Reproduce the entries exactly.

Records for processing:
────────
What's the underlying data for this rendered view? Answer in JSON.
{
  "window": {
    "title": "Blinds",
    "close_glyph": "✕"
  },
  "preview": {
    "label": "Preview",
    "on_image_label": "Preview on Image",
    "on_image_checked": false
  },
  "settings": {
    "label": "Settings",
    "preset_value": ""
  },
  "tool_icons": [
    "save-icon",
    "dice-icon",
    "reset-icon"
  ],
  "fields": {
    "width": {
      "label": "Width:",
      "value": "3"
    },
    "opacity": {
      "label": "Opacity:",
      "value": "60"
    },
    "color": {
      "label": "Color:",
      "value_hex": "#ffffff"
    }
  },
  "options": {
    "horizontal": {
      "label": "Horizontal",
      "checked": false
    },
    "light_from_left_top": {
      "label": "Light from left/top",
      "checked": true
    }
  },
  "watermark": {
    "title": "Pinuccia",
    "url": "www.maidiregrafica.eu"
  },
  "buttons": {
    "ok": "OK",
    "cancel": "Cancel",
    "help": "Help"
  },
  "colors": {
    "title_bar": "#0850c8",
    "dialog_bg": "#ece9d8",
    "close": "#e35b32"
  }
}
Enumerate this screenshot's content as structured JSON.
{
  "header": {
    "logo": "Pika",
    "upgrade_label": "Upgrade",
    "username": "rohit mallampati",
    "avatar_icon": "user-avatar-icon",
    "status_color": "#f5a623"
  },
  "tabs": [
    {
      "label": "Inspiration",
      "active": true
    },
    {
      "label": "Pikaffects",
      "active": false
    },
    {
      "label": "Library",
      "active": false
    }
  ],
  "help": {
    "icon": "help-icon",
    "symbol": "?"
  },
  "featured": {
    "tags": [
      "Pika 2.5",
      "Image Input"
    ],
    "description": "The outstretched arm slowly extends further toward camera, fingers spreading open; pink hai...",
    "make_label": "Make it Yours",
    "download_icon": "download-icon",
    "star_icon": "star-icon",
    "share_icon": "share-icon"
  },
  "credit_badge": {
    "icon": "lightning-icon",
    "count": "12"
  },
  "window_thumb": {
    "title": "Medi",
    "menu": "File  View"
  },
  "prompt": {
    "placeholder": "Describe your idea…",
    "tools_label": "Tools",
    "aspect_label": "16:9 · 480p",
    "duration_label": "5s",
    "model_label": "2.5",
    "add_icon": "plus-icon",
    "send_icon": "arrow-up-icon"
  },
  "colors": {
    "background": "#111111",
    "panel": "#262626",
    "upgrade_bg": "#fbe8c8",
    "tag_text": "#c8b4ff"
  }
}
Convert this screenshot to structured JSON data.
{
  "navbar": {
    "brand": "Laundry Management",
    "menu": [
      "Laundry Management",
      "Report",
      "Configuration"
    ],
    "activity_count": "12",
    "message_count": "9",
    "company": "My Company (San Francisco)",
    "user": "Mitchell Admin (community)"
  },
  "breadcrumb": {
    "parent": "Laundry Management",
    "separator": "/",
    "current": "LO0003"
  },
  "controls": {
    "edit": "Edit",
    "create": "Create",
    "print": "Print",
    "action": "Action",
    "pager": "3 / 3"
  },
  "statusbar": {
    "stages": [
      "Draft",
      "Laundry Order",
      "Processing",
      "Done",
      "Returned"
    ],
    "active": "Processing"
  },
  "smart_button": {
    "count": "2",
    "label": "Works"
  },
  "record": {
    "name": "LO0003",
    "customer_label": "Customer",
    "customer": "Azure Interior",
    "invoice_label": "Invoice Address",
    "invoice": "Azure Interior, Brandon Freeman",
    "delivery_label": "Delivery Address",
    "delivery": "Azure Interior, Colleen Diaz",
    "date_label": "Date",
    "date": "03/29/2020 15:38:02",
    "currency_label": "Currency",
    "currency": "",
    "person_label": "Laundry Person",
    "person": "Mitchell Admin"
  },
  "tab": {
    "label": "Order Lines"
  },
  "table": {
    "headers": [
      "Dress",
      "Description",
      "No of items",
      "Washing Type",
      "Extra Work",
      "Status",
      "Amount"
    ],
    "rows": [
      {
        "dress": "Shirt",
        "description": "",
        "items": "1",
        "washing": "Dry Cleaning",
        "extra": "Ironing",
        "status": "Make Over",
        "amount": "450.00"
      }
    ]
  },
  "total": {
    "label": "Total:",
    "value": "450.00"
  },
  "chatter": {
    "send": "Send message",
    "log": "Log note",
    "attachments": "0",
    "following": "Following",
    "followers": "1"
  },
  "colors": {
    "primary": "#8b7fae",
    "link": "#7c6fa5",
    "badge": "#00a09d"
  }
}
────────
The reply:
What's the underlying data for this rendered view? Answer in JSON.
{
  "window": {
    "title": "Blinds",
    "close_glyph": "✕"
  },
  "preview": {
    "label": "Preview",
    "on_image_label": "Preview on Image",
    "on_image_checked": false
  },
  "settings": {
    "label": "Settings",
    "preset_value": ""
  },
  "tool_icons": [
    "save-icon",
    "dice-icon",
    "reset-icon"
  ],
  "fields": {
    "width": {
      "label": "Width:",
      "value": "3"
    },
    "opacity": {
      "label": "Opacity:",
      "value": "60"
    },
    "color": {
      "label": "Color:",
      "value_hex": "#ffffff"
    }
  },
  "options": {
    "horizontal": {
      "label": "Horizontal",
      "checked": false
    },
    "light_from_left_top": {
      "label": "Light from left/top",
      "checked": true
    }
  },
  "watermark": {
    "title": "Pinuccia",
    "url": "www.maidiregrafica.eu"
  },
  "buttons": {
    "ok": "OK",
    "cancel": "Cancel",
    "help": "Help"
  },
  "colors": {
    "title_bar": "#0850c8",
    "dialog_bg": "#ece9d8",
    "close": "#e35b32"
  }
}
Enumerate this screenshot's content as structured JSON.
{
  "header": {
    "logo": "Pika",
    "upgrade_label": "Upgrade",
    "username": "rohit mallampati",
    "avatar_icon": "user-avatar-icon",
    "status_color": "#f5a623"
  },
  "tabs": [
    {
      "label": "Inspiration",
      "active": true
    },
    {
      "label": "Pikaffects",
      "active": false
    },
    {
      "label": "Library",
      "active": false
    }
  ],
  "help": {
    "icon": "help-icon",
    "symbol": "?"
  },
  "featured": {
    "tags": [
      "Pika 2.5",
      "Image Input"
    ],
    "description": "The outstretched arm slowly extends further toward camera, fingers spreading open; pink hai...",
    "make_label": "Make it Yours",
    "download_icon": "download-icon",
    "star_icon": "star-icon",
    "share_icon": "share-icon"
  },
  "credit_badge": {
    "icon": "lightning-icon",
    "count": "12"
  },
  "window_thumb": {
    "title": "Medi",
    "menu": "File  View"
  },
  "prompt": {
    "placeholder": "Describe your idea…",
    "tools_label": "Tools",
    "aspect_label": "16:9 · 480p",
    "duration_label": "5s",
    "model_label": "2.5",
    "add_icon": "plus-icon",
    "send_icon": "arrow-up-icon"
  },
  "colors": {
    "background": "#111111",
    "panel": "#262626",
    "upgrade_bg": "#fbe8c8",
    "tag_text": "#c8b4ff"
  }
}
Convert this screenshot to structured JSON data.
{
  "navbar": {
    "brand": "Laundry Management",
    "menu": [
      "Laundry Management",
      "Report",
      "Configuration"
    ],
    "activity_count": "12",
    "message_count": "9",
    "company": "My Company (San Francisco)",
    "user": "Mitchell Admin (community)"
  },
  "breadcrumb": {
    "parent": "Laundry Management",
    "separator": "/",
    "current": "LO0003"
  },
  "controls": {
    "edit": "Edit",
    "create": "Create",
    "print": "Print",
    "action": "Action",
    "pager": "3 / 3"
  },
  "statusbar": {
    "stages": [
      "Draft",
      "Laundry Order",
      "Processing",
      "Done",
      "Returned"
    ],
    "active": "Processing"
  },
  "smart_button": {
    "count": "2",
    "label": "Works"
  },
  "record": {
    "name": "LO0003",
    "customer_label": "Customer",
    "customer": "Azure Interior",
    "invoice_label": "Invoice Address",
    "invoice": "Azure Interior, Brandon Freeman",
    "delivery_label": "Delivery Address",
    "delivery": "Azure Interior, Colleen Diaz",
    "date_label": "Date",
    "date": "03/29/2020 15:38:02",
    "currency_label": "Currency",
    "currency": "",
    "person_label": "Laundry Person",
    "person": "Mitchell Admin"
  },
  "tab": {
    "label": "Order Lines"
  },
  "table": {
    "headers": [
      "Dress",
      "Description",
      "No of items",
      "Washing Type",
      "Extra Work",
      "Status",
      "Amount"
    ],
    "rows": [
      {
        "dress": "Shirt",
        "description": "",
        "items": "1",
        "washing": "Dry Cleaning",
        "extra": "Ironing",
        "status": "Make Over",
        "amount": "450.00"
      }
    ]
  },
  "total": {
    "label": "Total:",
    "value": "450.00"
  },
  "chatter": {
    "send": "Send message",
    "log": "Log note",
    "attachments": "0",
    "following": "Following",
    "followers": "1"
  },
  "colors": {
    "primary": "#8b7fae",
    "link": "#7c6fa5",
    "badge": "#00a09d"
  }
}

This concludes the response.